The listing beneath should be written out in full, exactly as shown.

▸ **DATA RECORDS**

========================================================================

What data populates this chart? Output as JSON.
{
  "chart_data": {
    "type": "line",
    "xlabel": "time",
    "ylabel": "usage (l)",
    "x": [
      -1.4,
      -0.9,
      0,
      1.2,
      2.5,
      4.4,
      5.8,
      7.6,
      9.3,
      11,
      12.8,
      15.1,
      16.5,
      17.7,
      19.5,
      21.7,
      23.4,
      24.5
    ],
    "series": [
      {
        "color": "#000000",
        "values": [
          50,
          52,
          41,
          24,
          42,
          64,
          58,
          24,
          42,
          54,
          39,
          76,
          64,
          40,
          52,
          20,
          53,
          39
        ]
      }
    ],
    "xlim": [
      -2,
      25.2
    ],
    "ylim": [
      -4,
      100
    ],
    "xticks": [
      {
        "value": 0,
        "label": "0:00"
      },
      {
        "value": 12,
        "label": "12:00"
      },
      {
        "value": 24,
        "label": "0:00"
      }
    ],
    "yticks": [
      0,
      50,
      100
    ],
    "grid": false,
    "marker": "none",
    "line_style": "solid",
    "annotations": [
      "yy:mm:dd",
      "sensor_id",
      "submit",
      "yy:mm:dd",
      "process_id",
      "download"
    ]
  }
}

========================================================================

▸ **RESULT OF THIS TASK**
What data populates this chart? Output as JSON.
{
  "chart_data": {
    "type": "line",
    "xlabel": "time",
    "ylabel": "usage (l)",
    "x": [
      -1.4,
      -0.9,
      0,
      1.2,
      2.5,
      4.4,
      5.8,
      7.6,
      9.3,
      11,
      12.8,
      15.1,
      16.5,
      17.7,
      19.5,
      21.7,
      23.4,
      24.5
    ],
    "series": [
      {
        "color": "#000000",
        "values": [
          50,
          52,
          41,
          24,
          42,
          64,
          58,
          24,
          42,
          54,
          39,
          76,
          64,
          40,
          52,
          20,
          53,
          39
        ]
      }
    ],
    "xlim": [
      -2,
      25.2
    ],
    "ylim": [
      -4,
      100
    ],
    "xticks": [
      {
        "value": 0,
        "label": "0:00"
      },
      {
        "value": 12,
        "label": "12:00"
      },
      {
        "value": 24,
        "label": "0:00"
      }
    ],
    "yticks": [
      0,
      50,
      100
    ],
    "grid": false,
    "marker": "none",
    "line_style": "solid",
    "annotations": [
      "yy:mm:dd",
      "sensor_id",
      "submit",
      "yy:mm:dd",
      "process_id",
      "download"
    ]
  }
}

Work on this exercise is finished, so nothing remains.